- **EXERCISE BRIEF**
Copy each line of the records that contains the word "Department".

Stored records
◇ ◇ ◇ ◇ ◇
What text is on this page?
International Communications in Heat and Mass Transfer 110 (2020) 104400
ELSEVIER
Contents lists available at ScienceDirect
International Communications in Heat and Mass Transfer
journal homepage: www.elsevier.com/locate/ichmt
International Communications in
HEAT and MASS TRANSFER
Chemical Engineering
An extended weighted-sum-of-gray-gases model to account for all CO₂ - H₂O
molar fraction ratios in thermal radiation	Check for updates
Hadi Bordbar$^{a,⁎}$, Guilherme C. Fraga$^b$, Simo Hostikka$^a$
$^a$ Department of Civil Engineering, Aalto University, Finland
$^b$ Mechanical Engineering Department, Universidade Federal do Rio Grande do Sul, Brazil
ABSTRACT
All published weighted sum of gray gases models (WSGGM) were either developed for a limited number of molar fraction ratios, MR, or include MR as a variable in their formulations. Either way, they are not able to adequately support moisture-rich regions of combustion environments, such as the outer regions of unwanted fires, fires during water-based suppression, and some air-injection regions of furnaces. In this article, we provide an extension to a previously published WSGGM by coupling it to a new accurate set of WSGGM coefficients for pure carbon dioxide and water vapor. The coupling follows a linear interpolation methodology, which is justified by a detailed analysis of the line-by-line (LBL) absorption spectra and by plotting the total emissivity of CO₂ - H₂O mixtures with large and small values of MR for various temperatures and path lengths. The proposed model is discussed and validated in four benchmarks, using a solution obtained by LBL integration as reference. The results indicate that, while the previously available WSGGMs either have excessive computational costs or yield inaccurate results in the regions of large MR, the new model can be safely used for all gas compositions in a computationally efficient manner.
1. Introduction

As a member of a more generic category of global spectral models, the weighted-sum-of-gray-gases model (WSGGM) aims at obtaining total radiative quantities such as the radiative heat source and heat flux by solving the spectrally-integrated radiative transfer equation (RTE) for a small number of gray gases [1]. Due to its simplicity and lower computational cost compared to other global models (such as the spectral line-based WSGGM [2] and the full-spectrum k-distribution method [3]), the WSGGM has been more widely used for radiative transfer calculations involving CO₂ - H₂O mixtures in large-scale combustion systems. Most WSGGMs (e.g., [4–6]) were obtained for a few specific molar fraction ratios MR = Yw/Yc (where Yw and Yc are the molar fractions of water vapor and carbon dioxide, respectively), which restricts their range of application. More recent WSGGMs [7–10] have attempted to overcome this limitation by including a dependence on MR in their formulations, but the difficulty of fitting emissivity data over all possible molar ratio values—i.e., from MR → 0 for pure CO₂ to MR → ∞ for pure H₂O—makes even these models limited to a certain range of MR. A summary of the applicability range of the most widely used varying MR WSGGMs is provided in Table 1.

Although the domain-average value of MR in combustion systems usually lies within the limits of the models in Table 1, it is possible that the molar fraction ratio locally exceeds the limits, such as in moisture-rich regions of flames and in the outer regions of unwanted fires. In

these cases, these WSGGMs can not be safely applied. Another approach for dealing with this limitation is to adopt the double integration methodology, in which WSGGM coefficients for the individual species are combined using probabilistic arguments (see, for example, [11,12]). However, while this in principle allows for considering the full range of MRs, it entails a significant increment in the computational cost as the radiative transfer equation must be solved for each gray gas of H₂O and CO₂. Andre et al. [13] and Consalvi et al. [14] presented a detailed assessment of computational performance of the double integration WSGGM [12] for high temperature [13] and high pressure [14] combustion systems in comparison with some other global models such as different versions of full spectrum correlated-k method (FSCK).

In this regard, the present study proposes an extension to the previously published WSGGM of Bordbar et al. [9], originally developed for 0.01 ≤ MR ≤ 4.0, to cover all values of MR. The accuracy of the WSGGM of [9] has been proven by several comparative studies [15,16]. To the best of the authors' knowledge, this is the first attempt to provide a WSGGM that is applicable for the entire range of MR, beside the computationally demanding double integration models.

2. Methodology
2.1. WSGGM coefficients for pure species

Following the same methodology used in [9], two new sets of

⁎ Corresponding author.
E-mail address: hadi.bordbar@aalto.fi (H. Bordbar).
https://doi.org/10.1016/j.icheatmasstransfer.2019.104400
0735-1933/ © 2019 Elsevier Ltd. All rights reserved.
◇ ◇ ◇ ◇ ◇
- **SOLUTION BELOW**
$^a$ Department of Civil Engineering, Aalto University, Finland
$^b$ Mechanical Engineering Department, Universidade Federal do Rio Grande do Sul, Brazil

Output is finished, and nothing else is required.